Please rewrite the rows starting at the first one and ending at the one containing "indicator-code: D33 [341,1253,514,1364]", swapping "Premature mortality" for "Early mortality" and leaving everything else unchanged.

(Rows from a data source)
· · · ·
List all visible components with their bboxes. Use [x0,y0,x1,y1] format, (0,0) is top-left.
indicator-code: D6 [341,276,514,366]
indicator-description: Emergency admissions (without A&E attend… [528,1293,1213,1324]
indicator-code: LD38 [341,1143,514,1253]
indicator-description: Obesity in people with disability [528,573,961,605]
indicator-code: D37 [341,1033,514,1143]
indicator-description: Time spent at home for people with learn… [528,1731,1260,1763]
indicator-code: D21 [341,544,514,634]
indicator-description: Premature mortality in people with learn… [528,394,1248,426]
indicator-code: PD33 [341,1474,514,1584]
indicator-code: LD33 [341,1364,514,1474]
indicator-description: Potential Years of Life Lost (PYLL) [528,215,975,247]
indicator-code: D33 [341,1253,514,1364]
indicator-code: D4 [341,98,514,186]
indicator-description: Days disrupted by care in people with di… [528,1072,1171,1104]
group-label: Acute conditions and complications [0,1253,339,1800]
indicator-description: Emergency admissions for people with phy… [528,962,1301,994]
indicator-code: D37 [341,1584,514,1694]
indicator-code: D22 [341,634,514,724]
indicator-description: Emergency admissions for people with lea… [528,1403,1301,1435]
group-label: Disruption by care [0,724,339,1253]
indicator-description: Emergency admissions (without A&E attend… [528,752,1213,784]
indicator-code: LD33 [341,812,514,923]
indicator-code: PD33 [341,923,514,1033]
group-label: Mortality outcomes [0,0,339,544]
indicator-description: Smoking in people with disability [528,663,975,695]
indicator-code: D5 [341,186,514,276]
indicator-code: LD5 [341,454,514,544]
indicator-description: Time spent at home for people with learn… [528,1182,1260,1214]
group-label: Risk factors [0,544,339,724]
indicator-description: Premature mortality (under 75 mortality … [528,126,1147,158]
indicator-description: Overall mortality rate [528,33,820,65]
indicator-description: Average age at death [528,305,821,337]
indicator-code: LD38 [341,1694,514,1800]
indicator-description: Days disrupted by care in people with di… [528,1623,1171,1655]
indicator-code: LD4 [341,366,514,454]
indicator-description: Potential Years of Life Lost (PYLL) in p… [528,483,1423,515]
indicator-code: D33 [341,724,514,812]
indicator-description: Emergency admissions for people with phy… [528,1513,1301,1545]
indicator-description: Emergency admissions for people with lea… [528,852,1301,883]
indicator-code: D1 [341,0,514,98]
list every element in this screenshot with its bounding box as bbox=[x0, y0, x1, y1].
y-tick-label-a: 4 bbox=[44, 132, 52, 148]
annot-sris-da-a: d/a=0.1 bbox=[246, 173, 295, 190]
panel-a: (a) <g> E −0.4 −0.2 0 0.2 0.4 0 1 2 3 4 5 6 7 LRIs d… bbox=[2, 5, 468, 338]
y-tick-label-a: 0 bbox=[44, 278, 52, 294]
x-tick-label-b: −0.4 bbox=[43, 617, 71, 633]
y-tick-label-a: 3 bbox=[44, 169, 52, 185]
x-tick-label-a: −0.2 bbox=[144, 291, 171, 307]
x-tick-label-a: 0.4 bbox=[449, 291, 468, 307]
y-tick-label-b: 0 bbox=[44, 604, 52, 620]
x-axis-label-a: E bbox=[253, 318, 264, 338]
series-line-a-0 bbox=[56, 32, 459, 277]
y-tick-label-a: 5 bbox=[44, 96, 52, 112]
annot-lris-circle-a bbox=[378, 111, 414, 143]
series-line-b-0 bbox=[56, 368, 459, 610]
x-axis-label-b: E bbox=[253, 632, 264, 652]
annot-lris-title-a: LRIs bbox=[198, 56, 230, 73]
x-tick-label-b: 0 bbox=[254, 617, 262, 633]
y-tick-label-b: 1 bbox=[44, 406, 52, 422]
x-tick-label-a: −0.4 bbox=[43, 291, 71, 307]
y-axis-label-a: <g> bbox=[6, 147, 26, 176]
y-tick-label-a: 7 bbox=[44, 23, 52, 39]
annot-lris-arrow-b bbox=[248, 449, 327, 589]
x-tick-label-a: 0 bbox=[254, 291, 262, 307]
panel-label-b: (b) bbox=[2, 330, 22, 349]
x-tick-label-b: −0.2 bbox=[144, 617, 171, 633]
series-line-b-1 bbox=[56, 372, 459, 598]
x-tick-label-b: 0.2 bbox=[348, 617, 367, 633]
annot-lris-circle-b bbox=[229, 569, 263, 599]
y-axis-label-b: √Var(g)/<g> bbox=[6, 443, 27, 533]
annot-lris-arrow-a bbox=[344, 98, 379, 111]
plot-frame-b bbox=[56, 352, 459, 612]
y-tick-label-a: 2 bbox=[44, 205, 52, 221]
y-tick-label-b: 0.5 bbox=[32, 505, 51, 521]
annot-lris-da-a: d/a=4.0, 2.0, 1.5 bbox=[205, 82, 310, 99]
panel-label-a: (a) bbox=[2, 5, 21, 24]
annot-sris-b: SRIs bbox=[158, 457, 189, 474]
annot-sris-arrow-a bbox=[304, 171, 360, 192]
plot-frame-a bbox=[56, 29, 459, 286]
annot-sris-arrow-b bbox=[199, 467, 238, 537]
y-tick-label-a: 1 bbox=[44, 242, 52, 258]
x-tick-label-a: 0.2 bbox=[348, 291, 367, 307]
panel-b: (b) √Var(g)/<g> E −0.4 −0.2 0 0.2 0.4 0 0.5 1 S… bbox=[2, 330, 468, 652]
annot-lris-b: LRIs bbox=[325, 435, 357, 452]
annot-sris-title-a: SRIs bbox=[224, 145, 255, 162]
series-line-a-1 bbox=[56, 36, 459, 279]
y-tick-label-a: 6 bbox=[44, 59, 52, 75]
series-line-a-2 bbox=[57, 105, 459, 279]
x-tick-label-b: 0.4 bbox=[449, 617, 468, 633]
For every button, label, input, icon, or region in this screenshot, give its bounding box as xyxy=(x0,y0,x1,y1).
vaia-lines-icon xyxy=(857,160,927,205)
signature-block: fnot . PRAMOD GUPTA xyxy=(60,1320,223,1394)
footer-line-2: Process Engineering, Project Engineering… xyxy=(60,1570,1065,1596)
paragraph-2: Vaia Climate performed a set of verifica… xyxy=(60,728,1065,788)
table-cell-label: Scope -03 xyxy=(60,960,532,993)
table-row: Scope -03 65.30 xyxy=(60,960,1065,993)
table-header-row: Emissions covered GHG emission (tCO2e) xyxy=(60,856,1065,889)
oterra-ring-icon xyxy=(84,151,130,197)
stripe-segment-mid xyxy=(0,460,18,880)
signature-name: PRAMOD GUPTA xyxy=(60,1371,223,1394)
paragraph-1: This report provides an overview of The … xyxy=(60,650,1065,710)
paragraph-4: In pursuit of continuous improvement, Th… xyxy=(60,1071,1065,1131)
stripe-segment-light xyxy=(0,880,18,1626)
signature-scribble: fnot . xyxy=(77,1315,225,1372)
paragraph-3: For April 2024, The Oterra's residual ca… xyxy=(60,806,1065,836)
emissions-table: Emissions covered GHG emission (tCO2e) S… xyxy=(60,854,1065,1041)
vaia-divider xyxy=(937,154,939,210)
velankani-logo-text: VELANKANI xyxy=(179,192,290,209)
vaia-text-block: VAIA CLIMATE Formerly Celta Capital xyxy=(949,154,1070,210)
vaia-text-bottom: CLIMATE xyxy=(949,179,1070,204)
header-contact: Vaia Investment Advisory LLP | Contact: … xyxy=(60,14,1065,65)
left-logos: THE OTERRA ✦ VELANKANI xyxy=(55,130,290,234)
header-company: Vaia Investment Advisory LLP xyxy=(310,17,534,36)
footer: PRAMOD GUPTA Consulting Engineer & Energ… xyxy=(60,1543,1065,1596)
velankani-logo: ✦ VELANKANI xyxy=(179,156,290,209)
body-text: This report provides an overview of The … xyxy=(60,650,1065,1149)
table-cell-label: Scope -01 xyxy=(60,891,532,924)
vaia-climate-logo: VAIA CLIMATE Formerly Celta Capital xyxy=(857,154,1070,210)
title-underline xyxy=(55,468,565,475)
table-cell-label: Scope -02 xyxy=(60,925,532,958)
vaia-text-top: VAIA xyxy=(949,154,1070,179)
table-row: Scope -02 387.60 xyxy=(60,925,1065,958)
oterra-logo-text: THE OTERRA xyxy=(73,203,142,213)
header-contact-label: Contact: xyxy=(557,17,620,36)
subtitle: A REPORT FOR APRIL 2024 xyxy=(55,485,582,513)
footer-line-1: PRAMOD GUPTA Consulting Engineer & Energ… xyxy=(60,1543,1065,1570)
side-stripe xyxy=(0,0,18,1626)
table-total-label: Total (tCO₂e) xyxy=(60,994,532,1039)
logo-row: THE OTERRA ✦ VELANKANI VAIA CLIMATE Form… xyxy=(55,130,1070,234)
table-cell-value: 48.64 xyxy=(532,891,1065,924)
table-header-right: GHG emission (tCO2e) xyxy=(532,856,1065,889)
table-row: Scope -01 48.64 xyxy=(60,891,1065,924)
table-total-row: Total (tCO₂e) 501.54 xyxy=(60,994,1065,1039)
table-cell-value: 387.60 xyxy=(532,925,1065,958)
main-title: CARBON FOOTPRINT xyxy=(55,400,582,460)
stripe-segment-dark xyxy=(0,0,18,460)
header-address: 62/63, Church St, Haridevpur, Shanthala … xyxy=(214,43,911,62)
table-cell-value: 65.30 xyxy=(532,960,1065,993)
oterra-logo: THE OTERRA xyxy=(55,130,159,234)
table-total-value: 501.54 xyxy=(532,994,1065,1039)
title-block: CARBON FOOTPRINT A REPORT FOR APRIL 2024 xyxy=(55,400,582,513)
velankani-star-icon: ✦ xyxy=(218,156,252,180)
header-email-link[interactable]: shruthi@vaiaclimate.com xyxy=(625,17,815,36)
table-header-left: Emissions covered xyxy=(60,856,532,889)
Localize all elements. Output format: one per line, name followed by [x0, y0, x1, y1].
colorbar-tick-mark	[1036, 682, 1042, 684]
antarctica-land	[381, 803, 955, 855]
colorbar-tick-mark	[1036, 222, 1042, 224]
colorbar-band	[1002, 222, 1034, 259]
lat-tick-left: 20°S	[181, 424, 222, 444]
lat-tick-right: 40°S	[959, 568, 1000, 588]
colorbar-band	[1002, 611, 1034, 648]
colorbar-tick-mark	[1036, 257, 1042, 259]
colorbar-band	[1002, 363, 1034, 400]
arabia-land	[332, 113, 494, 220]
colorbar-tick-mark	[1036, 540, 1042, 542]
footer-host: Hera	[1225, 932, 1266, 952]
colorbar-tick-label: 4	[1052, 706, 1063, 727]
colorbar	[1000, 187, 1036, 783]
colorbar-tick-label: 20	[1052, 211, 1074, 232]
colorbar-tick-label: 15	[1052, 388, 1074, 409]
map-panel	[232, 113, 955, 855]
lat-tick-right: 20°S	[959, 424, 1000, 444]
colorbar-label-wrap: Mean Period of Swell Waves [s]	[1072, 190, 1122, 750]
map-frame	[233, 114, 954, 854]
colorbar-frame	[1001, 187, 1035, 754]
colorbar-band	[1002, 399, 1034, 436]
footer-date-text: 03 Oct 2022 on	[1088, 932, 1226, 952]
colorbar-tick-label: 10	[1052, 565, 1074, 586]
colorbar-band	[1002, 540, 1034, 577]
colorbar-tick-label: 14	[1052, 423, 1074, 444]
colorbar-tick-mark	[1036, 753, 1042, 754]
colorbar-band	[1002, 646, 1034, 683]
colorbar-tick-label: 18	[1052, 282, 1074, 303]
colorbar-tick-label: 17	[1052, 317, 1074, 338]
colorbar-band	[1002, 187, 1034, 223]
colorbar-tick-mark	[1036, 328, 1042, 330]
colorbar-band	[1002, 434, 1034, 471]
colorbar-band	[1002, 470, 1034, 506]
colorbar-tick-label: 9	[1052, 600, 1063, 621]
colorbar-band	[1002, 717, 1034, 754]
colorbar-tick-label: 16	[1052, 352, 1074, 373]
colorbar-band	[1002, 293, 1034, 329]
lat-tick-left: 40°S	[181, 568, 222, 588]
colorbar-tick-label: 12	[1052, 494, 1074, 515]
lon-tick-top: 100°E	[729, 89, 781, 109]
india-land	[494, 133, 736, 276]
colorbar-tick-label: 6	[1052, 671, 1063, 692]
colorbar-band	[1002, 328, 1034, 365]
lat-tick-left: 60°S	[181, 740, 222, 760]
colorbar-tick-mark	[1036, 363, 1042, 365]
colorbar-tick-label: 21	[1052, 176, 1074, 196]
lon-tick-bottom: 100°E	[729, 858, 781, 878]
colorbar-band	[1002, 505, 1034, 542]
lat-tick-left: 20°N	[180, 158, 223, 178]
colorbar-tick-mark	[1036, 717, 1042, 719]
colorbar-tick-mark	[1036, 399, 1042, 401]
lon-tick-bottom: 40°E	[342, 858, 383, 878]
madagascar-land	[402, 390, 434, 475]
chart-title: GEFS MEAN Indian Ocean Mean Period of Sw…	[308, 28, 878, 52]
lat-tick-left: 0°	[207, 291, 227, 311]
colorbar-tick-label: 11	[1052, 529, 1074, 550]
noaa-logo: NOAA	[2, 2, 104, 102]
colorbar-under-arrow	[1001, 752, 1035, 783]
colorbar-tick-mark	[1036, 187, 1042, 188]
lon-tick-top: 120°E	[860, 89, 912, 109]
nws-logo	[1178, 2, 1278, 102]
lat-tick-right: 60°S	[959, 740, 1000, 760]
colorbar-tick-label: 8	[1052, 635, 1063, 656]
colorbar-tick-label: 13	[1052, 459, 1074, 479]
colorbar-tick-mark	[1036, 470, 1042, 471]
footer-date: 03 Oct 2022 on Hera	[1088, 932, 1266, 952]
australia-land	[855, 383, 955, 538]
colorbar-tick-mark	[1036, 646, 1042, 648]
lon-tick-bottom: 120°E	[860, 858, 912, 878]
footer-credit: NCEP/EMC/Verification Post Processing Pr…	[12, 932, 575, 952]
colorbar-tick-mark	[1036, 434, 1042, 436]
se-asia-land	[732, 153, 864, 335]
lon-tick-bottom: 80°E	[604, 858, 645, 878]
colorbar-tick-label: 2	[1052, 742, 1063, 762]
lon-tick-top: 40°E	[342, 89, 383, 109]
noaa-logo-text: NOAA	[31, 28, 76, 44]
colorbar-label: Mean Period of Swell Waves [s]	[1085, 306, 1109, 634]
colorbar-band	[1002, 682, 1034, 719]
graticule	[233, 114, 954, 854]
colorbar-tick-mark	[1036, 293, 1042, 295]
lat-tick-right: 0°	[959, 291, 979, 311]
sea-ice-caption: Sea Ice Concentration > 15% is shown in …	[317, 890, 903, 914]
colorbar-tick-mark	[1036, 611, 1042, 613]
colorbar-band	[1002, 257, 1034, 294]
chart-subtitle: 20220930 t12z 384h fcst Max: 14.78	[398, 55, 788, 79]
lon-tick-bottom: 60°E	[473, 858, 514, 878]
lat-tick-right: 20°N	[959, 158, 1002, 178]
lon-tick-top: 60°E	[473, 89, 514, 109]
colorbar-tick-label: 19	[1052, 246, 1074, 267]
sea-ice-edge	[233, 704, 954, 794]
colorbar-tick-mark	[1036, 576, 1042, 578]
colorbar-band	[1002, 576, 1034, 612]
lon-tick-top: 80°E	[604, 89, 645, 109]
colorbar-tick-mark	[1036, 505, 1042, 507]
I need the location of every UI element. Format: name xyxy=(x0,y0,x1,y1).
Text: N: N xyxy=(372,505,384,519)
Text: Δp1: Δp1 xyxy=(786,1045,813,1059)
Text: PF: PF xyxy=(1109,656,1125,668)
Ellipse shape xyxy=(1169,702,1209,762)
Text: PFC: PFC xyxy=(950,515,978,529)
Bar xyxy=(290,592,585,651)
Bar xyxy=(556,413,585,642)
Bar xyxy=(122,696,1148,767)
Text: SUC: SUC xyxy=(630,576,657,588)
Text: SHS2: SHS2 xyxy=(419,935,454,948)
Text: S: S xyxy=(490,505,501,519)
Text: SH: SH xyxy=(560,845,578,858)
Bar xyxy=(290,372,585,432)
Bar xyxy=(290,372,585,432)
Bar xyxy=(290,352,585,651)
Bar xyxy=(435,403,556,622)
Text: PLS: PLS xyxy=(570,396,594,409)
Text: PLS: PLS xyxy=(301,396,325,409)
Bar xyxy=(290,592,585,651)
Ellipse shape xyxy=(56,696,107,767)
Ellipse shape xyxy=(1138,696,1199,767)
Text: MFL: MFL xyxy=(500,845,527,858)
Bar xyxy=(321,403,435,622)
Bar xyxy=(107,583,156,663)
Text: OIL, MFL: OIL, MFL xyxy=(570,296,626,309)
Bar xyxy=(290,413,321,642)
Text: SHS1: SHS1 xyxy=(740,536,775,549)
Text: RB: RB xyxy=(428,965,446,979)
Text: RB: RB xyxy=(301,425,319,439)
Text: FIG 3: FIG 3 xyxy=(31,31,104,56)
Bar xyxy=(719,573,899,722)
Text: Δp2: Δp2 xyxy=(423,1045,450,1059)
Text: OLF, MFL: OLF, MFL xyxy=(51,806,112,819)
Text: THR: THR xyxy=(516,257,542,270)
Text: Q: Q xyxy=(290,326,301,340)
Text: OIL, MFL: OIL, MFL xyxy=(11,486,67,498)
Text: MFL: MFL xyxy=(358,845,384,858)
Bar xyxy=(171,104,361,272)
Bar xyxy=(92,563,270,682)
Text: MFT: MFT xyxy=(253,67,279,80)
· · · ·
Solution to this problem
List all visible components with their bboxes. Use [x0,y0,x1,y1] format, (0,0) is top-left.
indicator-code: D6 [341,276,514,366]
indicator-description: Emergency admissions (without A&E attend… [528,1293,1213,1324]
indicator-code: LD38 [341,1143,514,1253]
indicator-description: Obesity in people with disability [528,573,961,605]
indicator-code: D37 [341,1033,514,1143]
indicator-description: Time spent at home for people with learn… [528,1731,1260,1763]
indicator-code: D21 [341,544,514,634]
indicator-description: Early mortality in people with learn… [528,394,1248,426]
indicator-code: PD33 [341,1474,514,1584]
indicator-code: LD33 [341,1364,514,1474]
indicator-description: Potential Years of Life Lost (PYLL) [528,215,975,247]
indicator-code: D33 [341,1253,514,1364]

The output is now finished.